* Data extract *
#####
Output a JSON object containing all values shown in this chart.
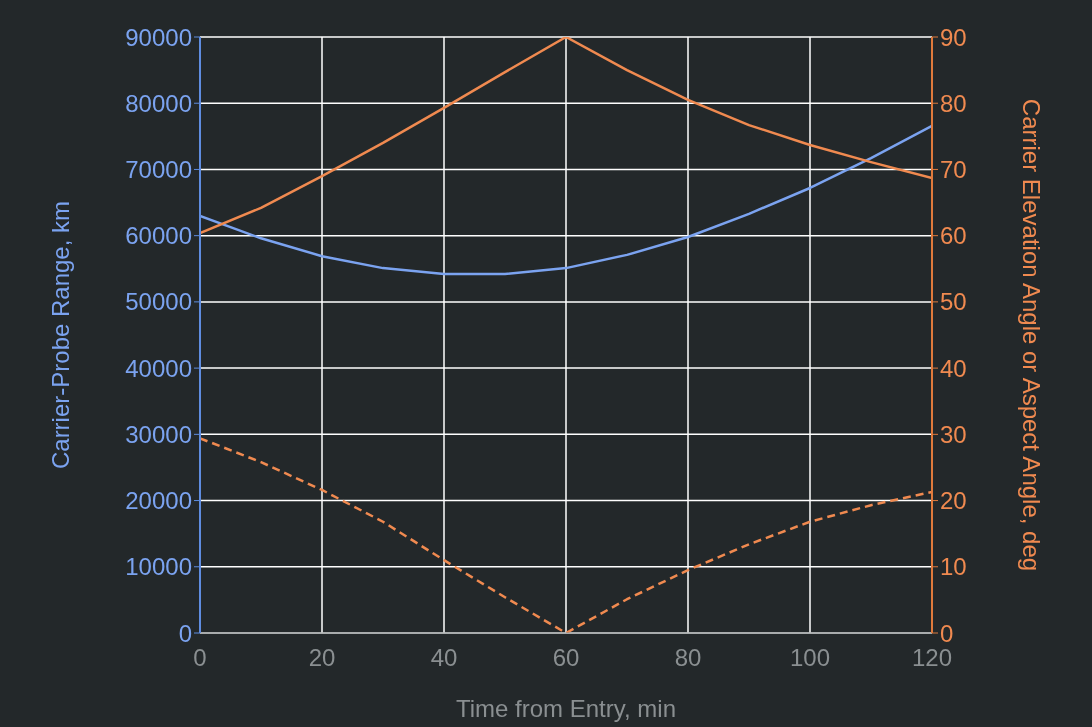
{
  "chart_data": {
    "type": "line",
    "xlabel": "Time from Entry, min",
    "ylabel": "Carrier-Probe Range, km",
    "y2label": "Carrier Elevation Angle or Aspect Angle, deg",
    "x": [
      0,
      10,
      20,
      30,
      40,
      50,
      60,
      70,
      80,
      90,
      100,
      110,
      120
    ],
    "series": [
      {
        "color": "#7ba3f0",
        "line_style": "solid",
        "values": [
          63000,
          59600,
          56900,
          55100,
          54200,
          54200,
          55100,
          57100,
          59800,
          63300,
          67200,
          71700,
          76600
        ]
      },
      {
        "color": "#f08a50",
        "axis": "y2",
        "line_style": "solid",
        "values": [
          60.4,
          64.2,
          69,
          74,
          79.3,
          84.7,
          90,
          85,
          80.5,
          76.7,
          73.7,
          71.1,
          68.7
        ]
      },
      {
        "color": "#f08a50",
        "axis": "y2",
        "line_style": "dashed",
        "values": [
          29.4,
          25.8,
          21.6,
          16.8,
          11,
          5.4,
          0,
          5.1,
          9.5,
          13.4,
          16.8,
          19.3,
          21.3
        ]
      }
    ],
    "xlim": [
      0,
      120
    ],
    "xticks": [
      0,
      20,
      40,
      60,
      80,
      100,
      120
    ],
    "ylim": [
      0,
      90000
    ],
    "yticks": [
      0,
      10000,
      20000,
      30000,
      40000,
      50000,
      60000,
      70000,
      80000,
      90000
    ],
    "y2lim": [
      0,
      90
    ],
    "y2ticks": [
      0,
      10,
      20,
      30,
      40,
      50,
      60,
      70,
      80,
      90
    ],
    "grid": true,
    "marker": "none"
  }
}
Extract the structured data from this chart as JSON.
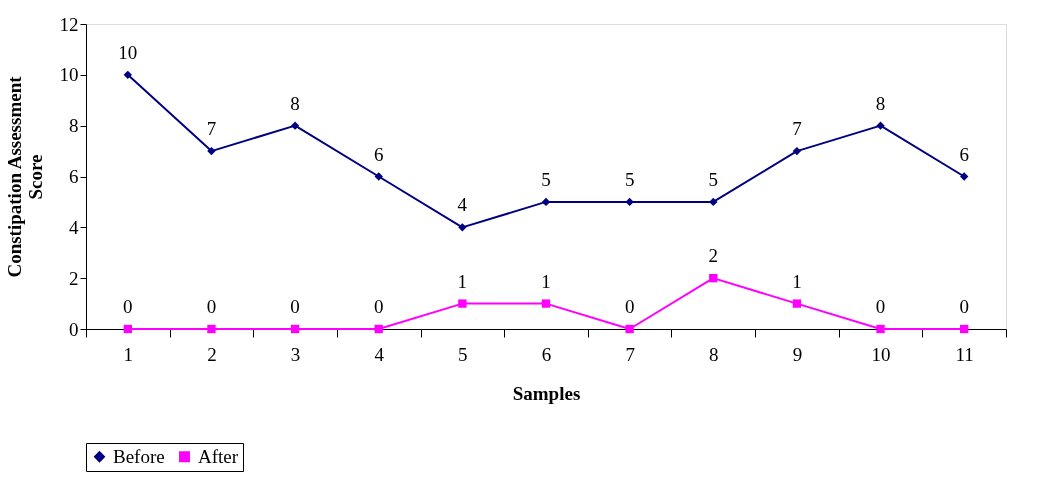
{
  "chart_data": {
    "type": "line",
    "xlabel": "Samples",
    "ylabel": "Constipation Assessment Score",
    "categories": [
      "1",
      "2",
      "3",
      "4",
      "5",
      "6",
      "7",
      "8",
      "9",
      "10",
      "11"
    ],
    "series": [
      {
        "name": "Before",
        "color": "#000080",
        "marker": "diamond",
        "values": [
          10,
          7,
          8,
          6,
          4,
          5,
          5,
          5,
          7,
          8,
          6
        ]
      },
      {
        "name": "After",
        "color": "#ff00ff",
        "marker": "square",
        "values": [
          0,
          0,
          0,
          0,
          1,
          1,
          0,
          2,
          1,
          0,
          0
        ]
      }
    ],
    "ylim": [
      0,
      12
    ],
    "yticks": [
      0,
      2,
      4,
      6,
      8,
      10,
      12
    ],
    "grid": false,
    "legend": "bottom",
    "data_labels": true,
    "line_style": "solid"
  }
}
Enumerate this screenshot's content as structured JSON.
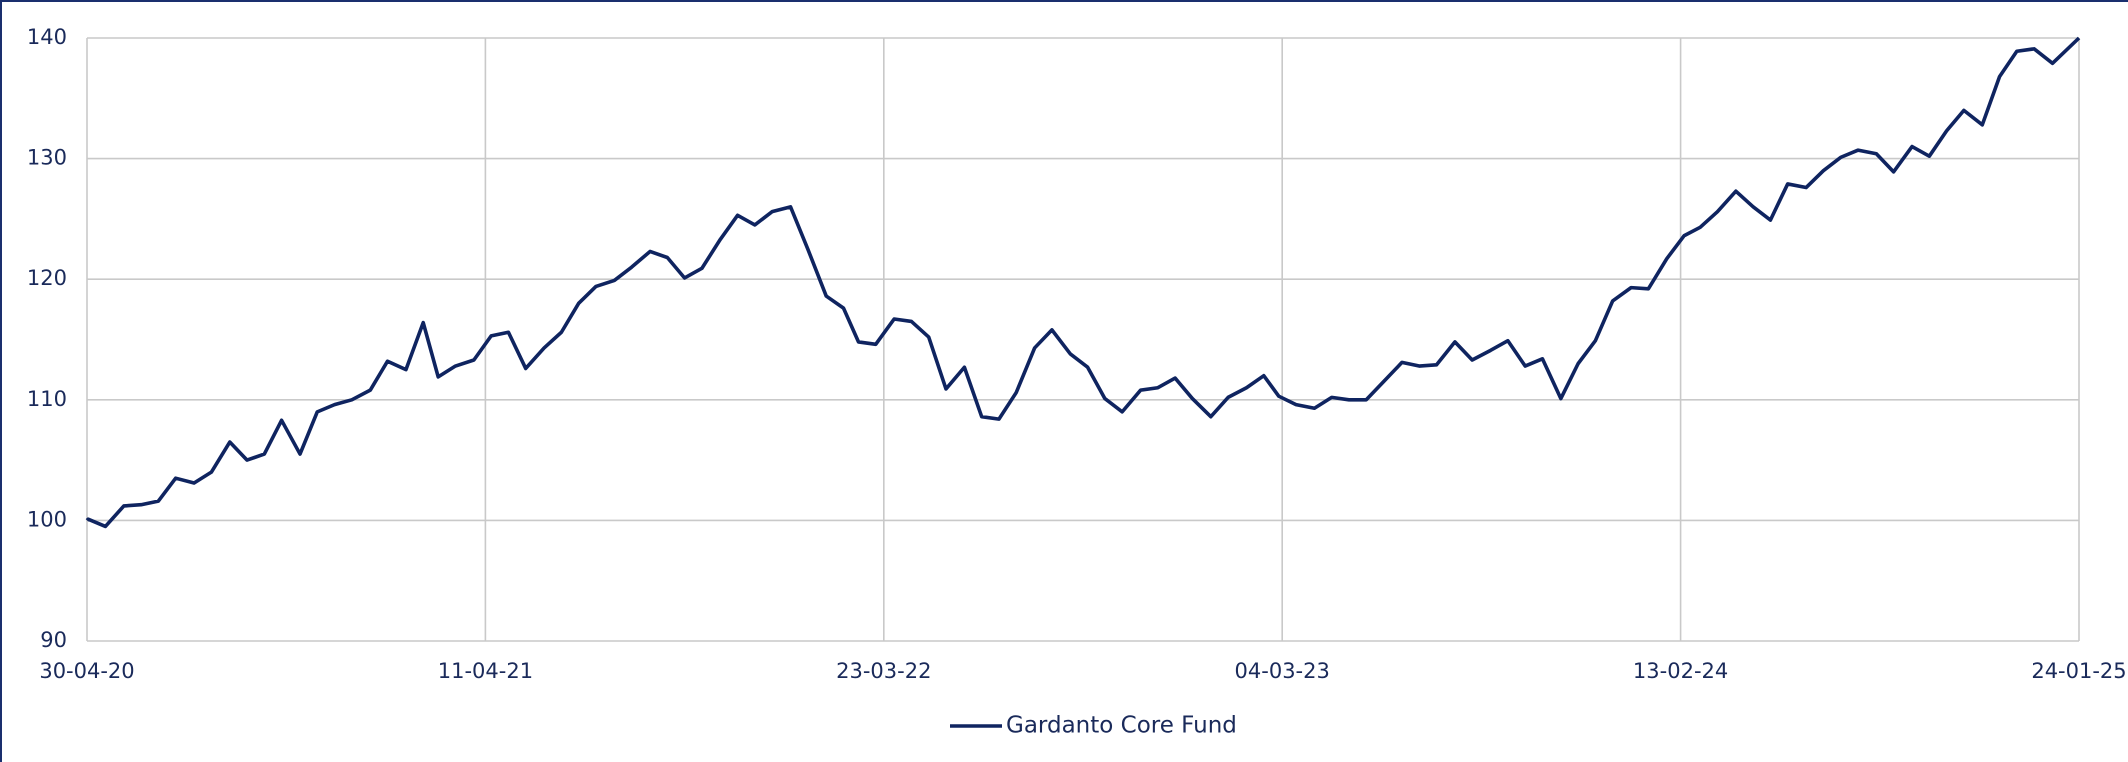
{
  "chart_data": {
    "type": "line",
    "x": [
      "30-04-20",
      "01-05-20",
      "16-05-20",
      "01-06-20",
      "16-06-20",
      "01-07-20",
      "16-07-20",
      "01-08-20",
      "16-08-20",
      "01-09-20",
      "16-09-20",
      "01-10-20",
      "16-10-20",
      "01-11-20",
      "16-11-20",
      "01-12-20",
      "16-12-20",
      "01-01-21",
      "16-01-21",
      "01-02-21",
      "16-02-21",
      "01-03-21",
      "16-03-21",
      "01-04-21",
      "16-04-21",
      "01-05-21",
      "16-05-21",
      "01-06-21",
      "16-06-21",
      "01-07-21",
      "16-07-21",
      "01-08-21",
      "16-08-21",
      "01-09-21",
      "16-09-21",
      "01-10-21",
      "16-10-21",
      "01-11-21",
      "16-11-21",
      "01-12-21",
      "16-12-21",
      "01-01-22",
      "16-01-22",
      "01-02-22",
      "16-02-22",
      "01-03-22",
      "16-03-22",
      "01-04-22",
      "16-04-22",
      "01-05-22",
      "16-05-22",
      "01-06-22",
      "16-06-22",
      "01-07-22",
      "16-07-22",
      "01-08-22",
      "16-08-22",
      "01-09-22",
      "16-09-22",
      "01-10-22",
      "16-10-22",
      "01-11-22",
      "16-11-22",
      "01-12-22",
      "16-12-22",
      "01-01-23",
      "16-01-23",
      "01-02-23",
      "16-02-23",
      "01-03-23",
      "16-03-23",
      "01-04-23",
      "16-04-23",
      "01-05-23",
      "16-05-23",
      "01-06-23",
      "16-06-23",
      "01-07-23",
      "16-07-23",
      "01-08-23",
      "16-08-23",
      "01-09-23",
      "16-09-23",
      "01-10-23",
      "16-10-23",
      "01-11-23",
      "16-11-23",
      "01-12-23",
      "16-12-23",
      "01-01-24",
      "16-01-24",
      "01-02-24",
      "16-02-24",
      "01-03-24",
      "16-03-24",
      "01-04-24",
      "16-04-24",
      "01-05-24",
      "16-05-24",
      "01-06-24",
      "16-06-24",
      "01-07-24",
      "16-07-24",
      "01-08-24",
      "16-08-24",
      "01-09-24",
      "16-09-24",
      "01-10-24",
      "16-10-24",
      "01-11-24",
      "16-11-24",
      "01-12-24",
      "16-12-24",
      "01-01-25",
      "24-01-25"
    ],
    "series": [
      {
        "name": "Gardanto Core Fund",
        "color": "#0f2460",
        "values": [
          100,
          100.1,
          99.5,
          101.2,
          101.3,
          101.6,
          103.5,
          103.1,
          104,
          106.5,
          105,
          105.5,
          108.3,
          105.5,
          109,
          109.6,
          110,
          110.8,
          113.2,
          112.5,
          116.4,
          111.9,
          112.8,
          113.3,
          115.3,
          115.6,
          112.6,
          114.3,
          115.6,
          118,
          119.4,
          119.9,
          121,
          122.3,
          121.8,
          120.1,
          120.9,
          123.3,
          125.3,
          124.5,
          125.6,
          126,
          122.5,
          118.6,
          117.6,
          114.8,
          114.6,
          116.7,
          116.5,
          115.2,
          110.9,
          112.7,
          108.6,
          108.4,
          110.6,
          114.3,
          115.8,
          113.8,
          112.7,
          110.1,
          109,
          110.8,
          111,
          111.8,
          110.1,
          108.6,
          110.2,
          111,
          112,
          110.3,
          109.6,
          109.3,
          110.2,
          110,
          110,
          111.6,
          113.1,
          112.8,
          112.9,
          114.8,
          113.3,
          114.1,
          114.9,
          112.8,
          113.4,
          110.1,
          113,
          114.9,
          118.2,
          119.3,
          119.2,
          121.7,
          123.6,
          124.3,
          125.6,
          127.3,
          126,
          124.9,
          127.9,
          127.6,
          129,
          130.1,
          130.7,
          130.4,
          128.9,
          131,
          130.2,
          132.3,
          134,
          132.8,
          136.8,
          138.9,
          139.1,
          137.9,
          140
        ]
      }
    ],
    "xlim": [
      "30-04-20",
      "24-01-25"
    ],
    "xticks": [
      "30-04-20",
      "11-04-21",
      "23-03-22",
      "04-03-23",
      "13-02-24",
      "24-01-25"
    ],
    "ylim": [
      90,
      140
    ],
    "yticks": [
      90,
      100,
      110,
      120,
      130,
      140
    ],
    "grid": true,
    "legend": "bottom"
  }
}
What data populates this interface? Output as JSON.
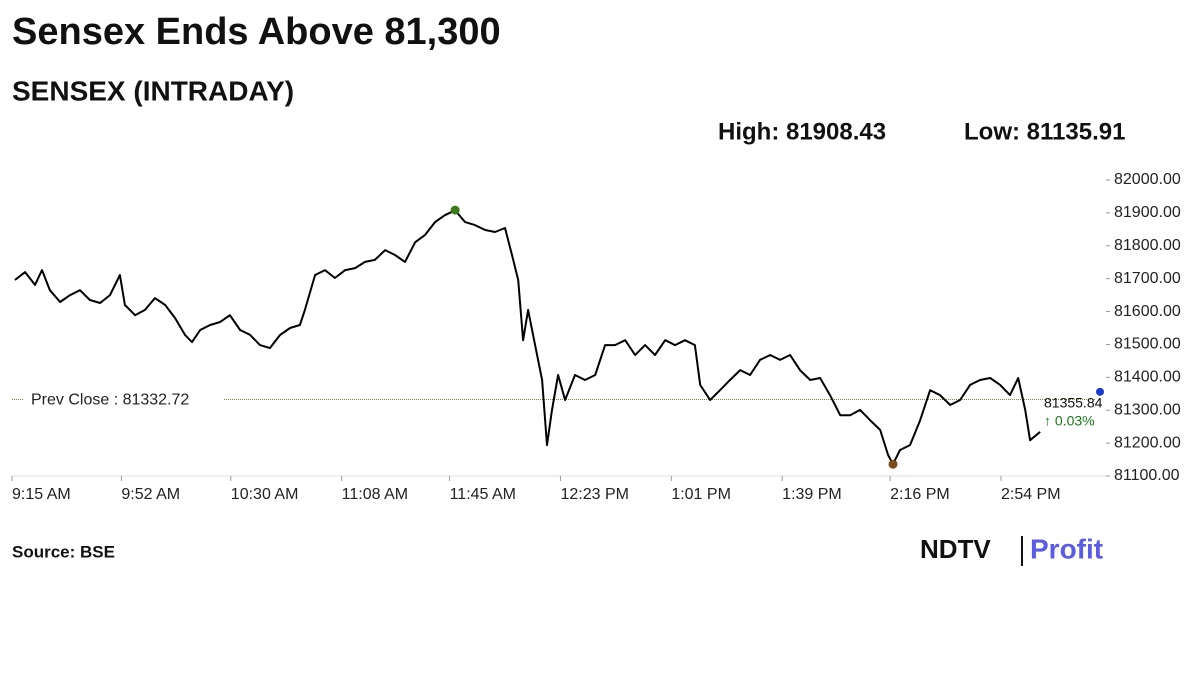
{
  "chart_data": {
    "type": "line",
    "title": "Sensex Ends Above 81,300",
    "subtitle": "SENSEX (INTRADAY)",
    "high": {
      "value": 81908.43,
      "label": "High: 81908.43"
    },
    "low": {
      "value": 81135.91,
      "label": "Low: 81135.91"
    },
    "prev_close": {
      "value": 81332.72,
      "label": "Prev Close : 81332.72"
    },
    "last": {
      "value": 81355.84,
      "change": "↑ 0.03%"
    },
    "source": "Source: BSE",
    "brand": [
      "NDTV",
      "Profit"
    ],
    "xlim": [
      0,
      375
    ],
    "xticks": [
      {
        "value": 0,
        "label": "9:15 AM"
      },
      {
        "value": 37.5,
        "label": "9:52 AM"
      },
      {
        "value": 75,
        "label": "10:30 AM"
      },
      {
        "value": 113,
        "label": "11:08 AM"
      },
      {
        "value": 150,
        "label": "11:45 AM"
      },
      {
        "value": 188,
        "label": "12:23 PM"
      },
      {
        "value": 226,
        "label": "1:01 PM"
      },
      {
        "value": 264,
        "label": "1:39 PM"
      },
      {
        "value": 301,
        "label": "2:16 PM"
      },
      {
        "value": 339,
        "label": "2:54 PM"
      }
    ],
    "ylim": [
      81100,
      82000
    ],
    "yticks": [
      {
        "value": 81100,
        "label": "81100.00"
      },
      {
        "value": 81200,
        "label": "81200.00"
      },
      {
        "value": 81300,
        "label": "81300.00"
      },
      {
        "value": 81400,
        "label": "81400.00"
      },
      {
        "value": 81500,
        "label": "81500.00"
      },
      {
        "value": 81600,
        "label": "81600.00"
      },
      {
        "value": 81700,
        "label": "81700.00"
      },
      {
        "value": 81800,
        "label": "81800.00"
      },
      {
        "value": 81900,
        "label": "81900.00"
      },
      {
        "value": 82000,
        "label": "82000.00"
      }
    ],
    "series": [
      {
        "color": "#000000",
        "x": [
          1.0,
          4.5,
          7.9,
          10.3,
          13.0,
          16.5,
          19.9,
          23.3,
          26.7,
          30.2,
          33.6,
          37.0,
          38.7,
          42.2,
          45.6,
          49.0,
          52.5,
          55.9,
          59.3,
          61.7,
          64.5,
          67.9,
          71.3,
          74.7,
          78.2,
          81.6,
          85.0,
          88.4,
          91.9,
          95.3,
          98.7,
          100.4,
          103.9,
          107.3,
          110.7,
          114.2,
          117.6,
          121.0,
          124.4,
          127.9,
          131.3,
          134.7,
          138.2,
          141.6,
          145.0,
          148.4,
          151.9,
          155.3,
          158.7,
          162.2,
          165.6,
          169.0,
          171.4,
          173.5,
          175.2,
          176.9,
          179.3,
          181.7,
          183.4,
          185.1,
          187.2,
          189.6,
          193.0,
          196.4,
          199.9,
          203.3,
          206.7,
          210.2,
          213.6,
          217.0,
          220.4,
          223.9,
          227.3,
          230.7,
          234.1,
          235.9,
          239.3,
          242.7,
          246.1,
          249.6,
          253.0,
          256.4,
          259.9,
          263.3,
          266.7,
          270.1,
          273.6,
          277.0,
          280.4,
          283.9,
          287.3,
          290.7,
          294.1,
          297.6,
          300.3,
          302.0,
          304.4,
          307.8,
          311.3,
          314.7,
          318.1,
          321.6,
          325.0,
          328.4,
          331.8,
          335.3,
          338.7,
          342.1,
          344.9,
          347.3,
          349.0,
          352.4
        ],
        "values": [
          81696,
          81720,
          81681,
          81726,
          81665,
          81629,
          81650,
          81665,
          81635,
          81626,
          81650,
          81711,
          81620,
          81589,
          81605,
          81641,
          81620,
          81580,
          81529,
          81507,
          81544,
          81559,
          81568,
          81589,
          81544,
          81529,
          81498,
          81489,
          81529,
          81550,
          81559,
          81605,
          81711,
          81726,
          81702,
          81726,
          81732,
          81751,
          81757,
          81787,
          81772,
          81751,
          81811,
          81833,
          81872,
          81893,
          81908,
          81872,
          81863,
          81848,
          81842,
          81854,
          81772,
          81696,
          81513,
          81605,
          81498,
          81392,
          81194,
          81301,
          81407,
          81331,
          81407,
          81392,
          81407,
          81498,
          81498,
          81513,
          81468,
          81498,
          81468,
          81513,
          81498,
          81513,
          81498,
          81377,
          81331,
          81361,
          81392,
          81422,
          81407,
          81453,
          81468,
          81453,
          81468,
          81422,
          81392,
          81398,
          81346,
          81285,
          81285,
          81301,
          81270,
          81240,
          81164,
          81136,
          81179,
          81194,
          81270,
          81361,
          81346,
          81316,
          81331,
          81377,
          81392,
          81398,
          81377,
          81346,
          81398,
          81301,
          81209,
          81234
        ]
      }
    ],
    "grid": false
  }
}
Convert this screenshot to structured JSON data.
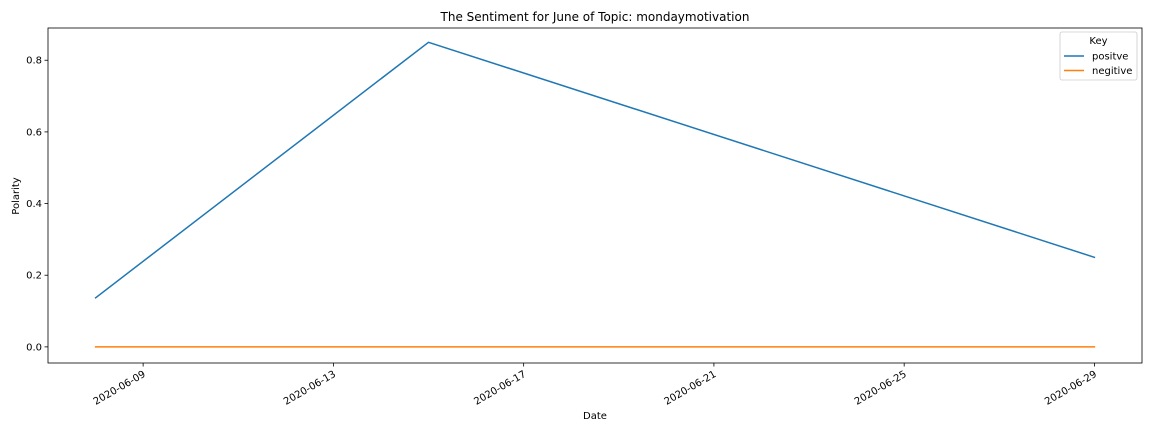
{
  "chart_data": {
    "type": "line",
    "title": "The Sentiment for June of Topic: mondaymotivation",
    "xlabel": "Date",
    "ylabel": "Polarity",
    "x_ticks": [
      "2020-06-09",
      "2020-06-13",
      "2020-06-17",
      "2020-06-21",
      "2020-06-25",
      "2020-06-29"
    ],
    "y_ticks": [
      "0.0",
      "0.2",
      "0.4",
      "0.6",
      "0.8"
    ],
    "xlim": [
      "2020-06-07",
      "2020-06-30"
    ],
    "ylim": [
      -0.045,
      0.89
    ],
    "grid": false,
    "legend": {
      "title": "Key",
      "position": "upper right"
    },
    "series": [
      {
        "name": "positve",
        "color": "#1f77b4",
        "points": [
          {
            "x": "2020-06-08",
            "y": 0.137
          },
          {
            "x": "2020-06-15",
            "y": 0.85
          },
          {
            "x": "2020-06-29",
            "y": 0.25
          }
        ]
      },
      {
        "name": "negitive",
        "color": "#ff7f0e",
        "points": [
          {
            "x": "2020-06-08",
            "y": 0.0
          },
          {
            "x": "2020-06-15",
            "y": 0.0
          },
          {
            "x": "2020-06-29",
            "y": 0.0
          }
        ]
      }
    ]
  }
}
#####
* Brief *
Pick out the lines that have the word "ylabel". Copy them all.

* Final result *
    "ylabel": "Carrier-Probe Range, km",
    "ylabel": "Constipation Assessment Score",
    "ylabel": "Polarity",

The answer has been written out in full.